### Text excerpt
• • • • •

The actuating body has a proximal end 14 and a distal end 16. The actuating body has a generally round tubular configuration, with an exterior surface 18, an interior surface 20, and a width there between. The exterior surface has a pair of wedge shaped recesses 22 located adjacent the proximal end, and an inlet recess 24 located on the proximal end. Adjacent is taken to mean that the wedge shaped recesses are near the proximal end, whereas the inlet recess is on the proximal end.

The actuating body has a pair of locking pin holes 26 therethrough, with each locking pin hole having an associated locking pin 28. The actuating body has three threaded assembly screw holes (not shown, but well known in the art) in the distal end.

The locking pin holes pass through the actuating body in a secant orientation. Secant orientation means that the locking pin holes are not both located on a line which passes through the center of the actuating body.

There is an internal guide 30. The internal guide is fabricated of a rigid material. The internal guide is configured to be slidably received within the interior surface of the actuating body. The internal guide has a proximal end 32 and a distal end 34. The internal guide has a generally round solid configuration with an external surface 36. The internal guide has four external push rod holes 38, four internal push rod holes 40, and a centrally located central push rod hole 42.

The four external push rod holes are annularly located, running from the proximal end of the internal guide to the distal end of the internal guide. The four external push rod holes are located a first distance from the central push rod hole. The four external push rod holes each have a first internal diameter.

The four internal push rod holes are annularly located running from the proximal end of the internal guide to the distal end of the internal guide. The four internal push rod holes are located a second distance from the central push rod hole. The first distance being greater than the second distance. The four internal push rod holes each have a second internal diameter. The first internal diameter is greater than the second internal diameter.

The internal guide central push rod hole has a third internal diameter. The third internal diameter is greater than the first internal diameter.

There is a central push rod assembly 50 located within the central push rod hole of the internal guide. The central push rod assembly comprises a distal central push rod 52 and a proximal central push rod 54. The distal central push rod and the proximal central push rod each have a fourth external diameter.

• • • • •

### Information provided

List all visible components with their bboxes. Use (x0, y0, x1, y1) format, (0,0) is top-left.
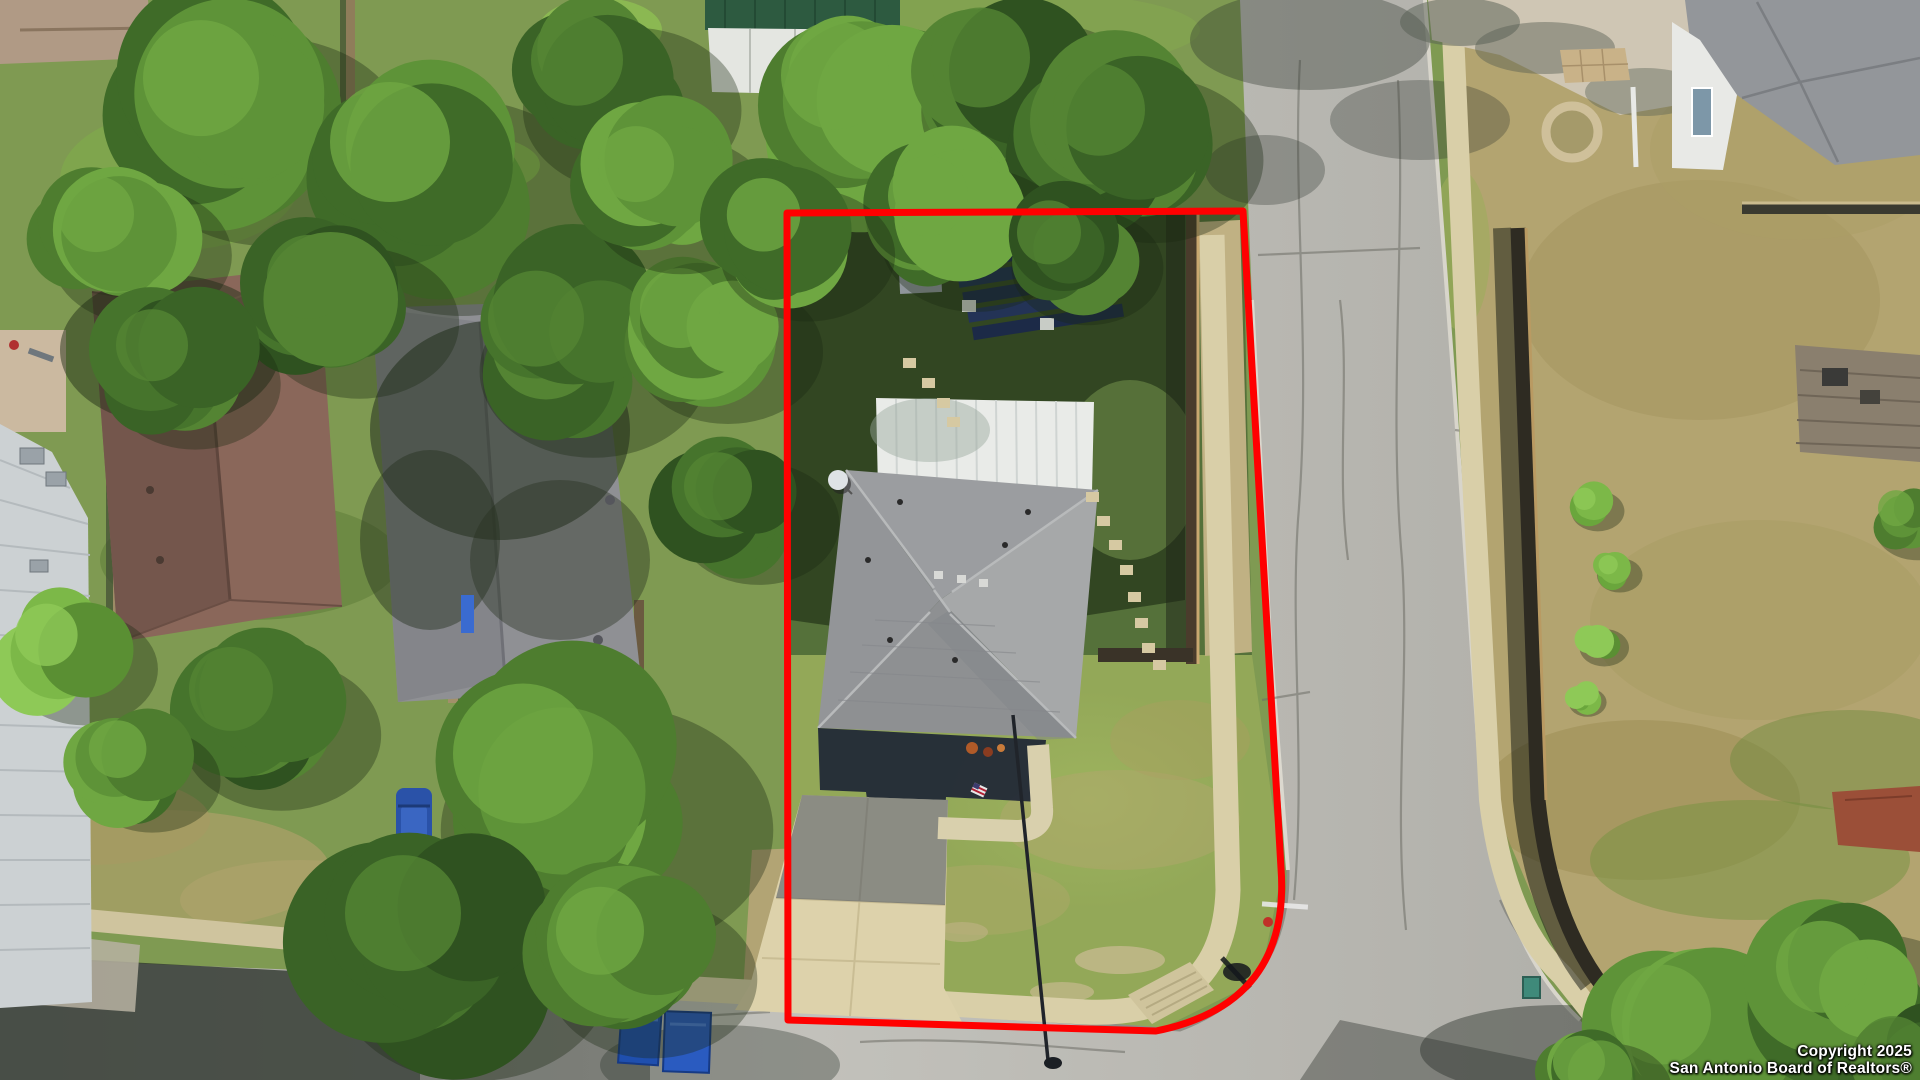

• • • • •

### Instructions
1) In the description of the actuating body and internal guide, what does secant orientation mean for the locking pin holes?
2) Extend the description of the actuating body and internal guide, starting after its final sentence.

### Outputs
1) The locking pin holes are not both located on a line that passes through the center of the actuating body.

2)
The distal central push rod has a round solid straight shaft configuration with a proximal end 56 and a distal end 58. The distal central push rod has a stop flange 60. The stop flange is located adjacent the proximal end of the distal central push rod. The stop flange is sized to be slidably received within the third internal diameter of the internal guide central push rod hole.

The stop flange has a fifth external diameter, with the fifth external diameter being greater than the fourth external diameter of the proximal central push rod.

The proximal central push rod comprises a round solid straight shaft configuration with a proximal end 62 and a distal end 64.

The proximal central push rod has a distal sleeve 66 and a proximal sleeve 68. The proximal sleeve has a round tubular configuration. The proximal sleeve has a first length, with a push rod hole 70 there through. The proximal sleeve push rod hole is sized to be greater than the fourth external diameter, less than the fifth external diameter, and sized to slideably receive the proximal central push rod within the proximal sleeve push rod hole.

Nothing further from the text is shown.